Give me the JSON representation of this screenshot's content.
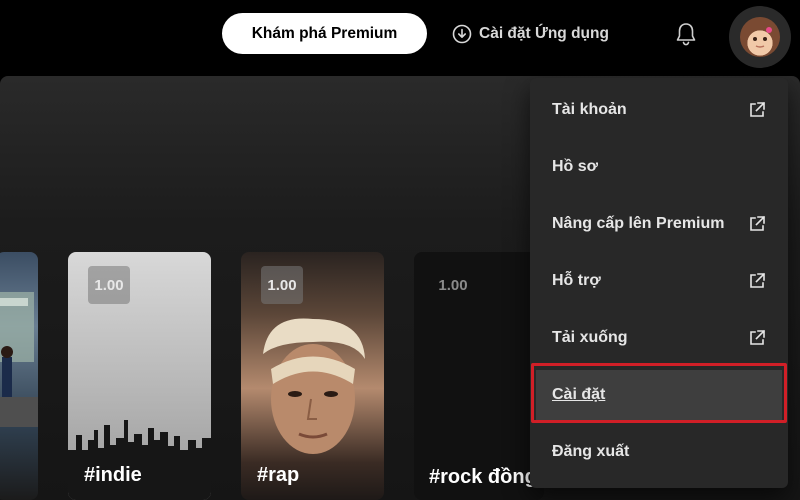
{
  "header": {
    "premium_button": "Khám phá Premium",
    "install_button": "Cài đặt Ứng dụng",
    "icons": {
      "install": "download-circle-icon",
      "notifications": "bell-icon",
      "avatar": "user-avatar"
    }
  },
  "cards": [
    {
      "title": "",
      "badge": ""
    },
    {
      "title": "#indie",
      "badge": "1.00"
    },
    {
      "title": "#rap",
      "badge": "1.00"
    },
    {
      "title": "#rock đồng quê",
      "badge": "1.00"
    }
  ],
  "menu": {
    "items": [
      {
        "label": "Tài khoản",
        "external": true
      },
      {
        "label": "Hồ sơ",
        "external": false
      },
      {
        "label": "Nâng cấp lên Premium",
        "external": true
      },
      {
        "label": "Hỗ trợ",
        "external": true
      },
      {
        "label": "Tải xuống",
        "external": true
      },
      {
        "label": "Cài đặt",
        "external": false,
        "highlighted": true
      },
      {
        "label": "Đăng xuất",
        "external": false
      }
    ],
    "highlight_color": "#d11f27"
  }
}
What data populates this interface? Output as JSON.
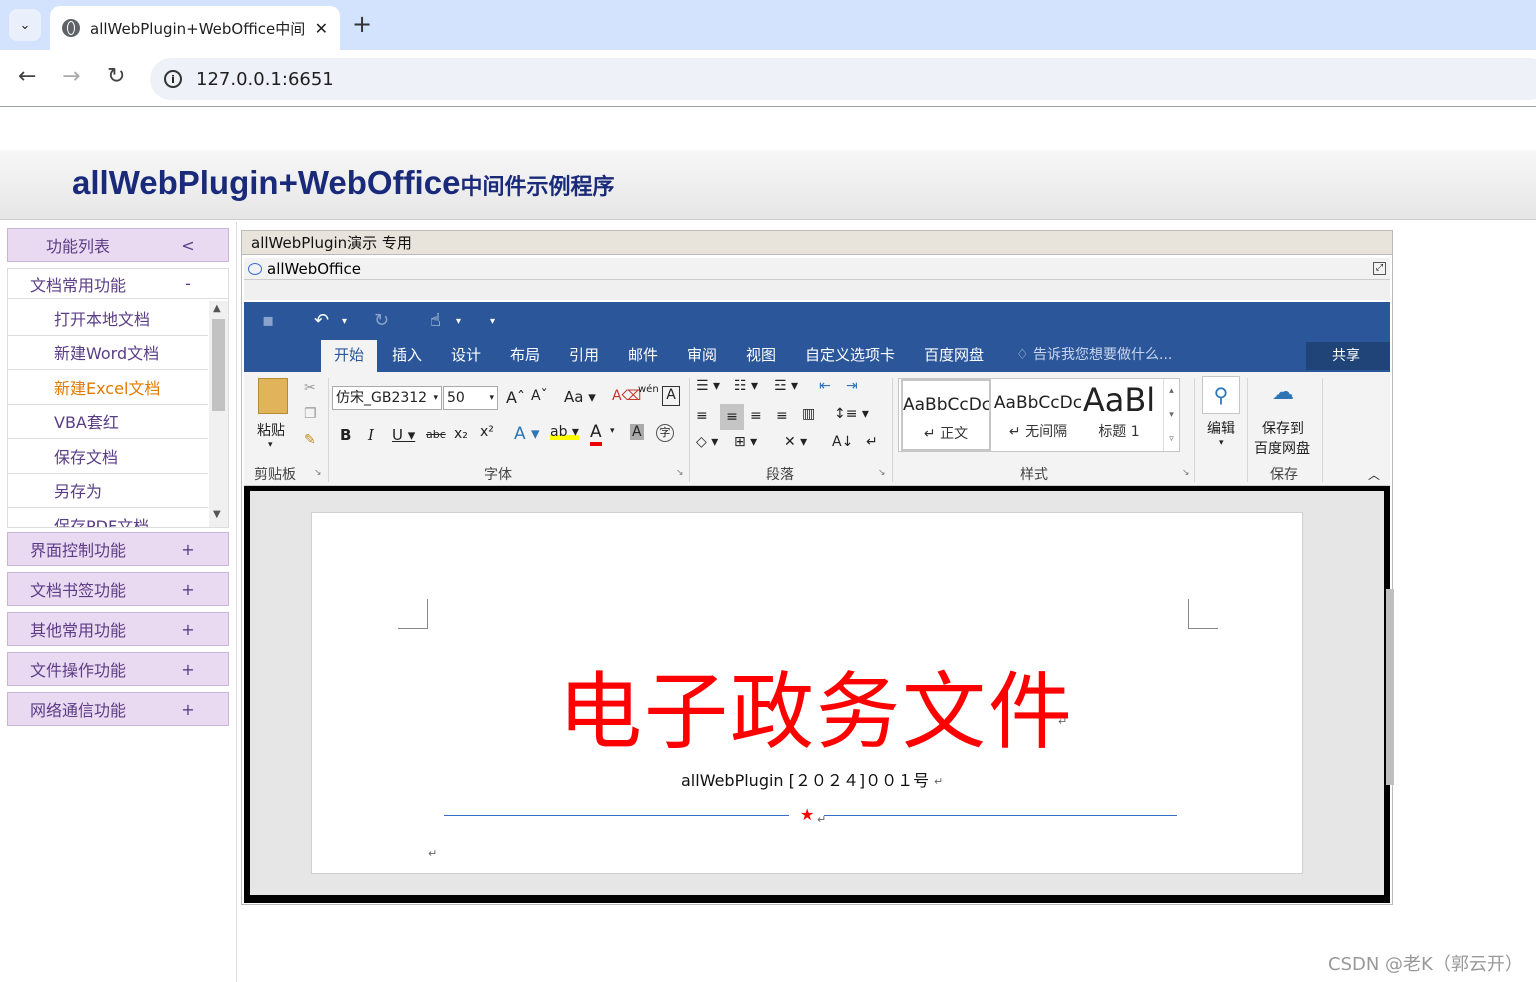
{
  "browser": {
    "tab_title": "allWebPlugin+WebOffice中间",
    "url": "127.0.0.1:6651"
  },
  "header": {
    "title_main": "allWebPlugin+WebOffice",
    "title_suffix": "中间件示例程序"
  },
  "sidebar": {
    "groups": [
      {
        "label": "功能列表",
        "mark": "<"
      },
      {
        "label": "界面控制功能",
        "mark": "+"
      },
      {
        "label": "文档书签功能",
        "mark": "+"
      },
      {
        "label": "其他常用功能",
        "mark": "+"
      },
      {
        "label": "文件操作功能",
        "mark": "+"
      },
      {
        "label": "网络通信功能",
        "mark": "+"
      }
    ],
    "subgroup": {
      "label": "文档常用功能",
      "mark": "-",
      "items": [
        "打开本地文档",
        "新建Word文档",
        "新建Excel文档",
        "VBA套红",
        "保存文档",
        "另存为",
        "保存PDF文档"
      ]
    }
  },
  "panel": {
    "title": "allWebPlugin演示  专用",
    "frame_title": "allWebOffice"
  },
  "ribbon": {
    "tabs": [
      "开始",
      "插入",
      "设计",
      "布局",
      "引用",
      "邮件",
      "审阅",
      "视图",
      "自定义选项卡",
      "百度网盘"
    ],
    "tell_me": "告诉我您想要做什么...",
    "share": "共享",
    "paste": "粘贴",
    "font_name": "仿宋_GB2312",
    "font_size": "50",
    "change_case": "Aa",
    "phonetic": "wén",
    "styles": [
      {
        "sample": "AaBbCcDc",
        "name": "正文"
      },
      {
        "sample": "AaBbCcDc",
        "name": "无间隔"
      },
      {
        "sample": "AaBl",
        "name": "标题 1"
      }
    ],
    "edit": "编辑",
    "save_to": "保存到",
    "baidu_disk": "百度网盘",
    "groups": [
      "剪贴板",
      "字体",
      "段落",
      "样式",
      "保存"
    ]
  },
  "document": {
    "title": "电子政务文件",
    "number": "allWebPlugin [２０２４]００１号"
  },
  "watermark": "CSDN @老K（郭云开）"
}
+---+
Given task:
Write out each line of the data that holds the string "this".

Solution below:
Give me the JSON representation of this screenshot's content.
What data populates this interface? Output as JSON.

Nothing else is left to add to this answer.